**** SUPPLIED RECORDS

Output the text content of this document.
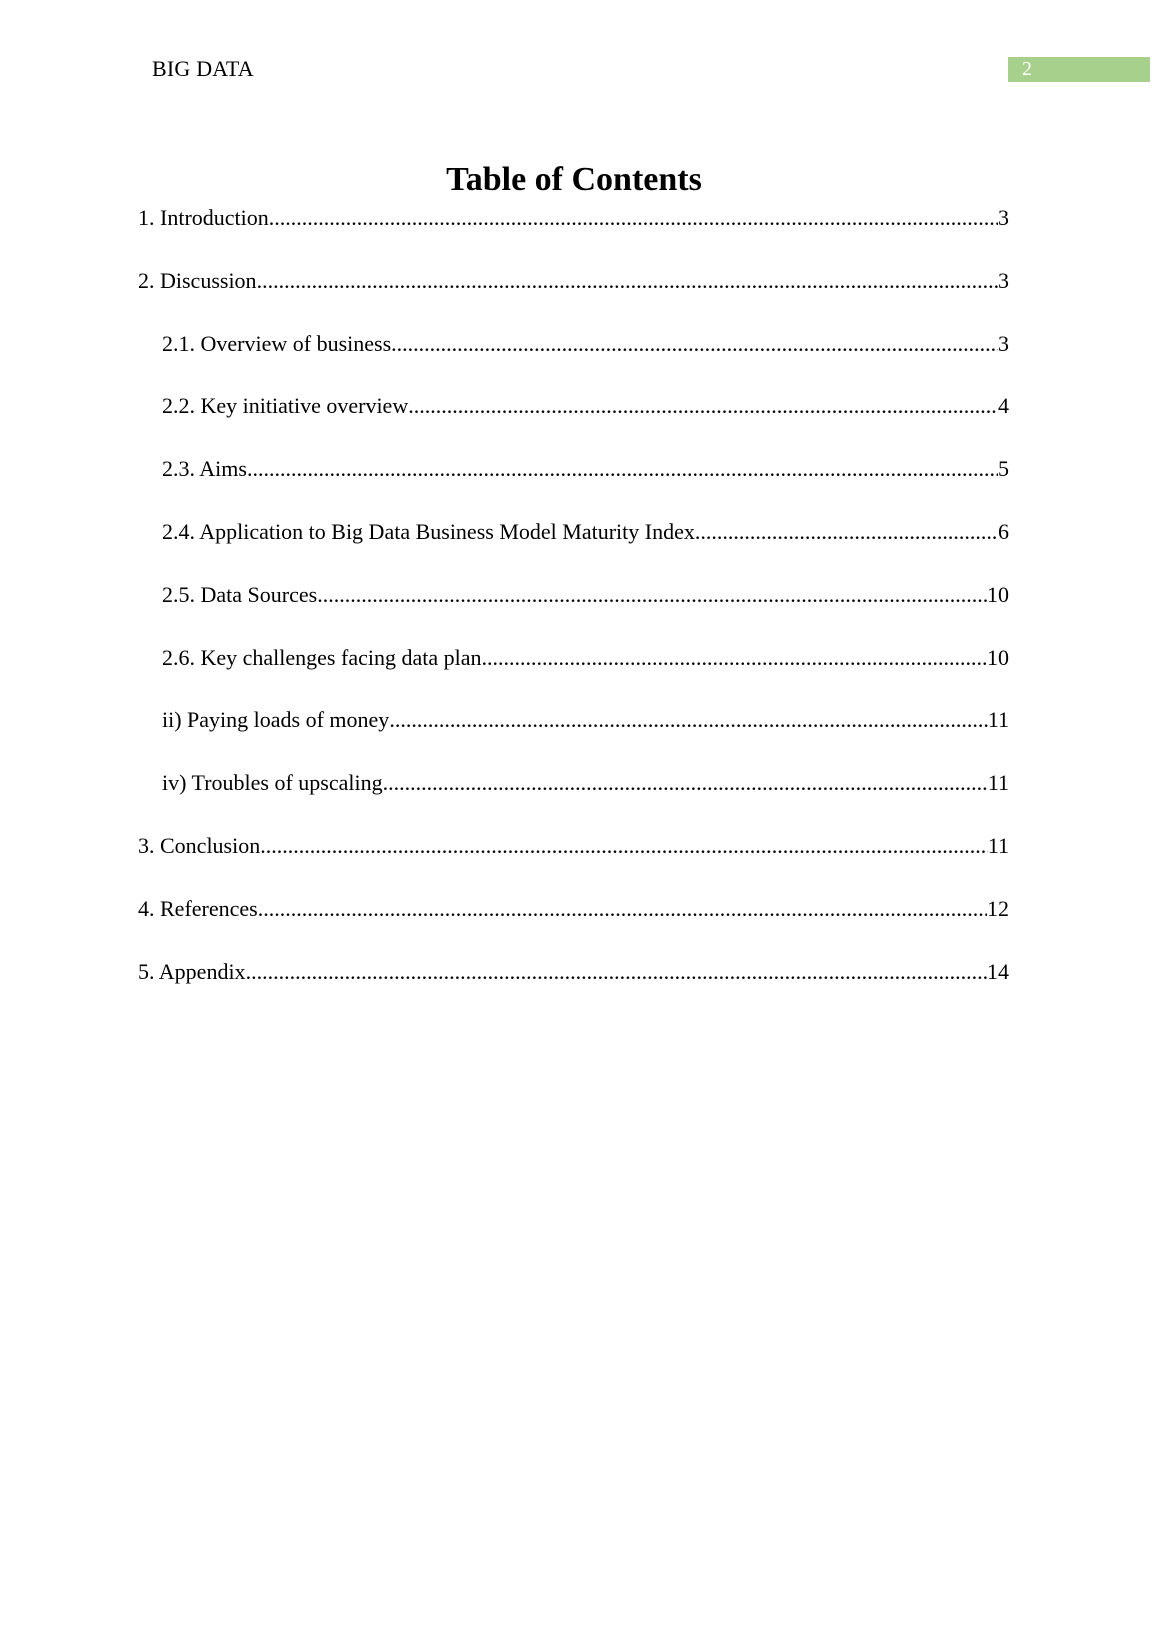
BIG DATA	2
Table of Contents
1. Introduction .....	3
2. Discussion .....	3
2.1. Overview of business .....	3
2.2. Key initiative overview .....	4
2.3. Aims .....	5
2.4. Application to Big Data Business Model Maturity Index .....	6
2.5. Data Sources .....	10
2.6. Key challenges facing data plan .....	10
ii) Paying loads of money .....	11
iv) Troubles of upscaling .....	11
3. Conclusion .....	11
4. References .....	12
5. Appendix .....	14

********
**** SUPPLIED RECORDS

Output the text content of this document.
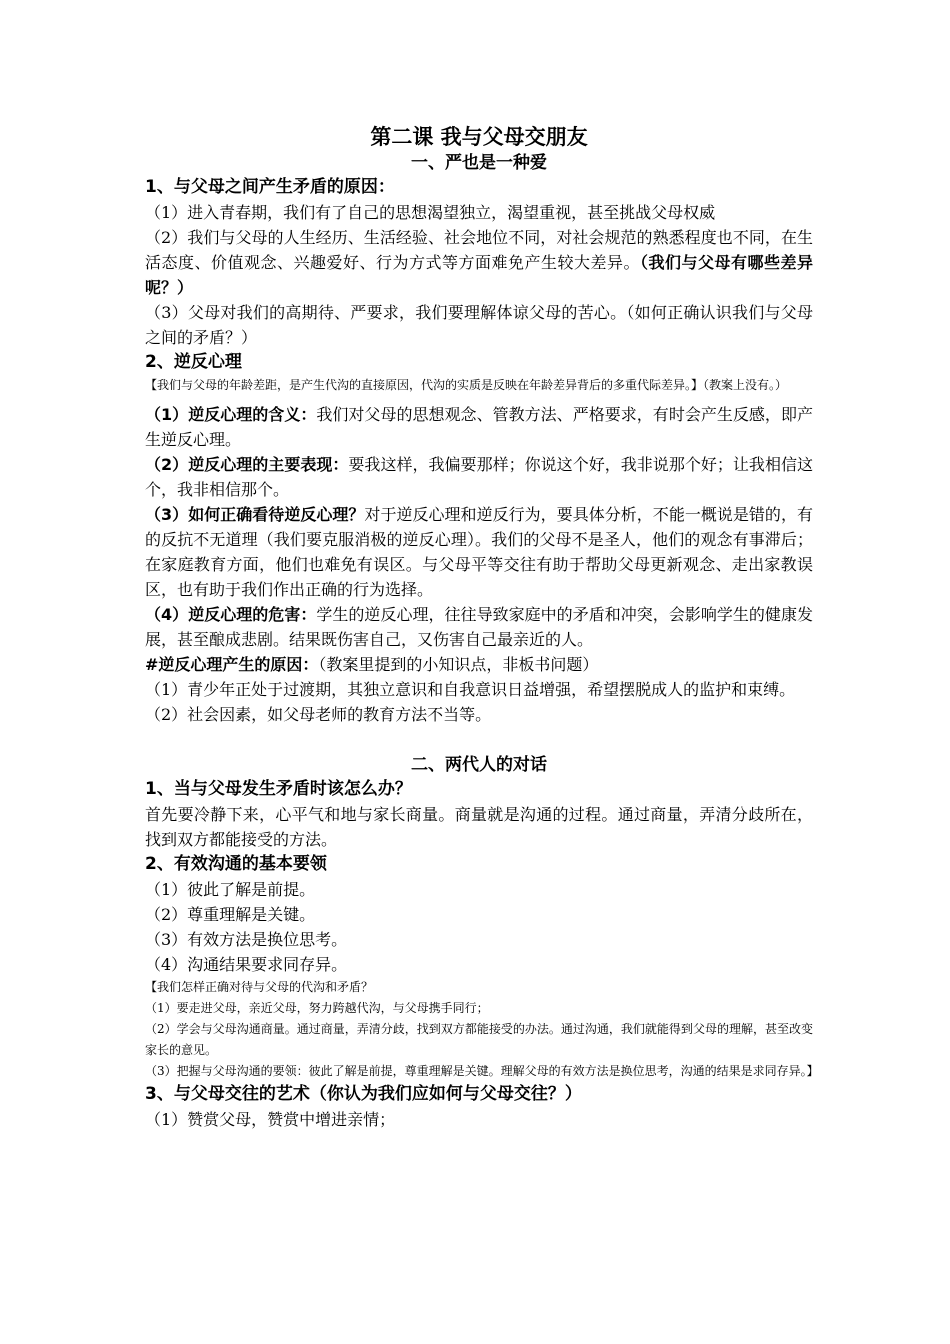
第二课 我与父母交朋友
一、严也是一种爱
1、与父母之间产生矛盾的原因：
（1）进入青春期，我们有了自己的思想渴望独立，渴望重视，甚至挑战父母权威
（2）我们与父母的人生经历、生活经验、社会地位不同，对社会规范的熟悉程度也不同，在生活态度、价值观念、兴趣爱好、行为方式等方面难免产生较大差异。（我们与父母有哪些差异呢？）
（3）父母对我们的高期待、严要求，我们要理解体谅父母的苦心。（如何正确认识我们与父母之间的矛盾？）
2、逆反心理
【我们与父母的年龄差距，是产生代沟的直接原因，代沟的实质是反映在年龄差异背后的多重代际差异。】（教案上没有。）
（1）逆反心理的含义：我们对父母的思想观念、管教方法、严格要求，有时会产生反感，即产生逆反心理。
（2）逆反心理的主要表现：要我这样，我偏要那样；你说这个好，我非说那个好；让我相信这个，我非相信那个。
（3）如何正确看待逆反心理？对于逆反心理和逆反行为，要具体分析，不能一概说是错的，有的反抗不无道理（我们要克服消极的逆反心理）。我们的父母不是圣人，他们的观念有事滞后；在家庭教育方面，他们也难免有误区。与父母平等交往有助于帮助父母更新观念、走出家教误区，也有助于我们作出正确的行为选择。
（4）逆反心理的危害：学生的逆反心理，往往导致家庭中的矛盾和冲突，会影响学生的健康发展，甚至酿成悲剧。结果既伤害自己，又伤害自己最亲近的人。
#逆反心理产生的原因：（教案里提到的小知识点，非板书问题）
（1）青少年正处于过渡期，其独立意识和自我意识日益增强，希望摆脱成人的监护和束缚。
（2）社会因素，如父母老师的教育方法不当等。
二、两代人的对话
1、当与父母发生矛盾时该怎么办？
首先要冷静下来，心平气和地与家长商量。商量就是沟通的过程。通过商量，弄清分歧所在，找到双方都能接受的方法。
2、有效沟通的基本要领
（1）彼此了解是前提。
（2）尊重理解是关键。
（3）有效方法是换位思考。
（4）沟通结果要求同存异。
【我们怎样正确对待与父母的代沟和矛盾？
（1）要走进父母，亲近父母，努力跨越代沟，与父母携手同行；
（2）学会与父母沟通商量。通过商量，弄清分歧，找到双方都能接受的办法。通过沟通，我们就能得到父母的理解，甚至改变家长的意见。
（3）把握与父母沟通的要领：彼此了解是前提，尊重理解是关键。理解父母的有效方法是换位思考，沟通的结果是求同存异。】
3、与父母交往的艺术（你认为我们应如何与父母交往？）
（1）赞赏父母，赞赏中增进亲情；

********

## [TASK]
Show, from the listing above, each line that contains the word "尊重理解是关键".

## [THE SOLUTION]
（2）尊重理解是关键。
（3）把握与父母沟通的要领：彼此了解是前提，尊重理解是关键。理解父母的有效方法是换位思考，沟通的结果是求同存异。】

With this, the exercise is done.